(Rows from a dataset)

- - -

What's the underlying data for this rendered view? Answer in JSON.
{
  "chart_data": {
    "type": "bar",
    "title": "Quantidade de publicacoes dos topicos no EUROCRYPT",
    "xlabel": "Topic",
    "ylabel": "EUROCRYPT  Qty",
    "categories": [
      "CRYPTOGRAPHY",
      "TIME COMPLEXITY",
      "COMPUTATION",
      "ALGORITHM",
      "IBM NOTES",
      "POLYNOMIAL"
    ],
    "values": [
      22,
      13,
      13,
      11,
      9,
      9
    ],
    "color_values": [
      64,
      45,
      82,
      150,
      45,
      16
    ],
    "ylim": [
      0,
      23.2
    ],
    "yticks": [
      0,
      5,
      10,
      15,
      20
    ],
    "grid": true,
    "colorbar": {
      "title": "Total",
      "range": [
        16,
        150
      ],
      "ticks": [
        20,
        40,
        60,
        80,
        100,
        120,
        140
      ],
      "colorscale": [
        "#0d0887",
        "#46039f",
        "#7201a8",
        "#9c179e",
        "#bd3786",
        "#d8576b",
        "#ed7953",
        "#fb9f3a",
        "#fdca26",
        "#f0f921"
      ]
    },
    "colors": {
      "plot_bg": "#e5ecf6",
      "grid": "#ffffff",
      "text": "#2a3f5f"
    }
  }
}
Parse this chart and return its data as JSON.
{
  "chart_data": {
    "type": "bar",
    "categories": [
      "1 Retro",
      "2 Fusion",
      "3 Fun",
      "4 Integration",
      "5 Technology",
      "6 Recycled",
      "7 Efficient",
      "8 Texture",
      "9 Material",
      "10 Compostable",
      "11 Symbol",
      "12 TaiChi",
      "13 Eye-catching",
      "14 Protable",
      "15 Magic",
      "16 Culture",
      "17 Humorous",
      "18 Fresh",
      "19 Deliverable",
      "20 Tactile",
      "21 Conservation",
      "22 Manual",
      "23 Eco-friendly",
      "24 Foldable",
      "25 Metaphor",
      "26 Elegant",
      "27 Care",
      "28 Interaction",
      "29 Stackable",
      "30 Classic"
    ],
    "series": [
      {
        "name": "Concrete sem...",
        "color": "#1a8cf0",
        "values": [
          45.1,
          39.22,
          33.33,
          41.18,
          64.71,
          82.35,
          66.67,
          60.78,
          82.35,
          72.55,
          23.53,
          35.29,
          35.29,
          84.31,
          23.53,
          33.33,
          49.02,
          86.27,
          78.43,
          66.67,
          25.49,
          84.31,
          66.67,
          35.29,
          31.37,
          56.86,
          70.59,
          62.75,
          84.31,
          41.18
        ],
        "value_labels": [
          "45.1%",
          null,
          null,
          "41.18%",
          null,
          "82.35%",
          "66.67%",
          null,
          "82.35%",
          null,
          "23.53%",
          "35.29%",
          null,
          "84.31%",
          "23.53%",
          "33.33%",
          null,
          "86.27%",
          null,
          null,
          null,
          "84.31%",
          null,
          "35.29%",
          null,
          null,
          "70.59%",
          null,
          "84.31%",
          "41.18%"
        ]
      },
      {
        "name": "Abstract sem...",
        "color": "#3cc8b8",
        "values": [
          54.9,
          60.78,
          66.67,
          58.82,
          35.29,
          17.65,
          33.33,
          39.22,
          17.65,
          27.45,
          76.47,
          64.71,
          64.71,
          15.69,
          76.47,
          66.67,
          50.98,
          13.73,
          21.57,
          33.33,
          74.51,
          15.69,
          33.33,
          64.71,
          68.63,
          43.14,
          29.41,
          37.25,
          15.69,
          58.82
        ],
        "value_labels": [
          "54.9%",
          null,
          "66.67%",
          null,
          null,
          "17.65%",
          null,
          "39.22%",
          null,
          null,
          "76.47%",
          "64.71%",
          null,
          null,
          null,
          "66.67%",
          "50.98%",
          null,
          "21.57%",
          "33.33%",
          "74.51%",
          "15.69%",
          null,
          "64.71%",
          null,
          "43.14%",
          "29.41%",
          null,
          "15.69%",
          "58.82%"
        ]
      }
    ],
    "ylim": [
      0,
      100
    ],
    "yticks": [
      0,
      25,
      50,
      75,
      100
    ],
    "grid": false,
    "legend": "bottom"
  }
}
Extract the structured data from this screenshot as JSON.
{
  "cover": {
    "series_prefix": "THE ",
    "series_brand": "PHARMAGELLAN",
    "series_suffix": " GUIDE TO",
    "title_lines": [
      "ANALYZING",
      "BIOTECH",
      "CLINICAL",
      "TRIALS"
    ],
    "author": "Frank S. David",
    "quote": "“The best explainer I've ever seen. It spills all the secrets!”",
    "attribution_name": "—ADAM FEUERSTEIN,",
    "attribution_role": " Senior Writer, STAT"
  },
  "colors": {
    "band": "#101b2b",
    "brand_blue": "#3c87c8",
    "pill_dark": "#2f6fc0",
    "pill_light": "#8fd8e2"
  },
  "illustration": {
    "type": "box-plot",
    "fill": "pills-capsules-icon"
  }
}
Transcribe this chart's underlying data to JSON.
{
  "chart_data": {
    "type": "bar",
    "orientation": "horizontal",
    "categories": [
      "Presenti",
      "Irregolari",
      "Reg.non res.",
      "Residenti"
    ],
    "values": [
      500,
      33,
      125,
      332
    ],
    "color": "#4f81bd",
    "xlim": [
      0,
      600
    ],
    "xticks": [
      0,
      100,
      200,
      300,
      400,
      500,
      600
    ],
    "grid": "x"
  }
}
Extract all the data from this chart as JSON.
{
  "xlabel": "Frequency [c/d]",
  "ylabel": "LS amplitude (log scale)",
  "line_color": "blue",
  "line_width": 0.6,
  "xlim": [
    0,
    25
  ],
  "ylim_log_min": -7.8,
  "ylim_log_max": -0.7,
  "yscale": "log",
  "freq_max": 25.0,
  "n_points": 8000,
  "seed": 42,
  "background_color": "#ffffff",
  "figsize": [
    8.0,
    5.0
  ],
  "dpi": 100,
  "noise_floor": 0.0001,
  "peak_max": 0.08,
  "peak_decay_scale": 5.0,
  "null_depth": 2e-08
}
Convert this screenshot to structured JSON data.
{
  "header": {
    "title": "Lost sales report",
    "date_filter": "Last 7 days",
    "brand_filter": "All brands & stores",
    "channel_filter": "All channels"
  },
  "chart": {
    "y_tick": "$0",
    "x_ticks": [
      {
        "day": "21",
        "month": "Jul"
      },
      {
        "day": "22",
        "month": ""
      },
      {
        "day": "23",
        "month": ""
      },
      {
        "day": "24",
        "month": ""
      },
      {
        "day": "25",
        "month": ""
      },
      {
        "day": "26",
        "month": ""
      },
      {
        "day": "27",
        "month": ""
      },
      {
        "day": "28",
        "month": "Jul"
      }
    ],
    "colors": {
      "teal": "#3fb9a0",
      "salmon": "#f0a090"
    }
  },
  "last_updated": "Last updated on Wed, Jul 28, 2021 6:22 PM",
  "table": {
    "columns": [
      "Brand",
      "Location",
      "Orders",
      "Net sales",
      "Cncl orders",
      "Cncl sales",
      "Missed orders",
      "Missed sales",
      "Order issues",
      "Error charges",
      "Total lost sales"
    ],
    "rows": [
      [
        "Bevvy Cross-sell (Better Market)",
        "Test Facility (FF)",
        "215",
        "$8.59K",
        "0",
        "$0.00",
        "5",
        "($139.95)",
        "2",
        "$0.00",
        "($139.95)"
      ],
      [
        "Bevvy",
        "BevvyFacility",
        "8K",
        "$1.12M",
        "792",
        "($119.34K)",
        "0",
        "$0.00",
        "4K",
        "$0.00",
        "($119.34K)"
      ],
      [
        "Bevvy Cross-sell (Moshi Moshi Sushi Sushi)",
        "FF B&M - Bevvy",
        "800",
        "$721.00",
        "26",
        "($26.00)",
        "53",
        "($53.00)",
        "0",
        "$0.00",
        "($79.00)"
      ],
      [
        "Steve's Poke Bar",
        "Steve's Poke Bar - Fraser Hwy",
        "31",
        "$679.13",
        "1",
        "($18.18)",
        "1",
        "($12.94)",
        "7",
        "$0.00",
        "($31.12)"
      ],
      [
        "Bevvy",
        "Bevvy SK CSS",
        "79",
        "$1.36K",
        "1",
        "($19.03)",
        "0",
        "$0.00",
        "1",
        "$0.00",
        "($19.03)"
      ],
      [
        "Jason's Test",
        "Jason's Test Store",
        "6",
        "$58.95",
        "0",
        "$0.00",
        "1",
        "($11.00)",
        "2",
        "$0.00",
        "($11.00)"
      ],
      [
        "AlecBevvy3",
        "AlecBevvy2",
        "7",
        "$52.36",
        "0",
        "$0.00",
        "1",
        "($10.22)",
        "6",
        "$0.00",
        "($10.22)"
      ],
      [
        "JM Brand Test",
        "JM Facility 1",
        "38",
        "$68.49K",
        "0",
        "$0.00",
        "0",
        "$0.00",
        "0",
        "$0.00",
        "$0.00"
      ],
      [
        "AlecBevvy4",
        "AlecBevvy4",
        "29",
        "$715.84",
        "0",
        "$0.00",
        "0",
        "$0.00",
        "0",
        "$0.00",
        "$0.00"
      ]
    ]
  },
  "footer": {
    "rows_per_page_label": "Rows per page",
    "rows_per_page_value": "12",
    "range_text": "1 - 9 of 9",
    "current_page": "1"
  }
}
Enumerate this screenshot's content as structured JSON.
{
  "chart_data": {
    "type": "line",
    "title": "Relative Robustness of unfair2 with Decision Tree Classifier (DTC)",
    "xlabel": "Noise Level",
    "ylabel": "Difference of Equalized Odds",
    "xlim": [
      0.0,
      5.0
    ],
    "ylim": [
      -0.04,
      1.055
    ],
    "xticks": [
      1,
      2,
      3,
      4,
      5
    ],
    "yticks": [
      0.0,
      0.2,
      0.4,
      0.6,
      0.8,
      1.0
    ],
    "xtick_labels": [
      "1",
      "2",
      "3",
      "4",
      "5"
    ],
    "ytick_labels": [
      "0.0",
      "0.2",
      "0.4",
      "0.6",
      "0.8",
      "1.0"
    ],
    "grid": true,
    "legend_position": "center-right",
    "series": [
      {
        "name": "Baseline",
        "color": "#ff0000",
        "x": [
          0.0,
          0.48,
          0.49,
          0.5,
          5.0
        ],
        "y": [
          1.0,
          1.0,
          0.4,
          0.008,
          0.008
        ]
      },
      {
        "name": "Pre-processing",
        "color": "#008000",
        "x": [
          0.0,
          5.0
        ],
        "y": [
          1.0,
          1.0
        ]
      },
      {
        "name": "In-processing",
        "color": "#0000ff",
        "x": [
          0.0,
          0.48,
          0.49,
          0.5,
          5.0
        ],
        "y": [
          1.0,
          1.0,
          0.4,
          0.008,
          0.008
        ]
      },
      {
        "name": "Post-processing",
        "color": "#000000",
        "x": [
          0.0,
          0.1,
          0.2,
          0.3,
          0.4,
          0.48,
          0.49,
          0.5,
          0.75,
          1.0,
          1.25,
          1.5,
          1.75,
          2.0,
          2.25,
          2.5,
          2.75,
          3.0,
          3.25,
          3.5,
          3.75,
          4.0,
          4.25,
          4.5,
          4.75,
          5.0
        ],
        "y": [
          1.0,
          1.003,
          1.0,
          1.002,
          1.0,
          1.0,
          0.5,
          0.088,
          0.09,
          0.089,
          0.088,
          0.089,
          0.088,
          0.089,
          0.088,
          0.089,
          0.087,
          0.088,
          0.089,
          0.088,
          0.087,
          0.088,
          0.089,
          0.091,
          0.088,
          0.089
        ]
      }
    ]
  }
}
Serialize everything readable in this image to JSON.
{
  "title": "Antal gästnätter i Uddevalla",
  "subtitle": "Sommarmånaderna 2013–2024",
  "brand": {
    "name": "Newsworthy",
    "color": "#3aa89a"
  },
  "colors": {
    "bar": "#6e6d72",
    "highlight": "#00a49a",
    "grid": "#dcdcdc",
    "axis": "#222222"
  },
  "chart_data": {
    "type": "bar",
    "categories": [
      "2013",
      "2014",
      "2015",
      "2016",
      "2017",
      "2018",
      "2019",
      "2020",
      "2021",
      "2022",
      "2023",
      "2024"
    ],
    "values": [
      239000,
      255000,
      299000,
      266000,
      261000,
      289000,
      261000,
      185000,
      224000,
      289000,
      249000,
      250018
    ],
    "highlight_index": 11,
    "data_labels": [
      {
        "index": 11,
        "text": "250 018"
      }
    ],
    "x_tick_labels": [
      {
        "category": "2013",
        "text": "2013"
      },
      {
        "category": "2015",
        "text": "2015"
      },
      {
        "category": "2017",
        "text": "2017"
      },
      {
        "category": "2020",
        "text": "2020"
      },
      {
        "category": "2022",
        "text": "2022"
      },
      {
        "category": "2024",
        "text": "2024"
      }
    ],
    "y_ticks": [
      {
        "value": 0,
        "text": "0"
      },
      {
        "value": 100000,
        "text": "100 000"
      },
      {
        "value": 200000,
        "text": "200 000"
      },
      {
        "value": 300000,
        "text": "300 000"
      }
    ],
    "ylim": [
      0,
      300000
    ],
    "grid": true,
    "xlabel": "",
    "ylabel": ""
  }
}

- - -

Go through the data and gather every line that holds "EUROCRYPT".

    "title": "Quantidade de publicacoes dos topicos no EUROCRYPT",
    "ylabel": "EUROCRYPT  Qty",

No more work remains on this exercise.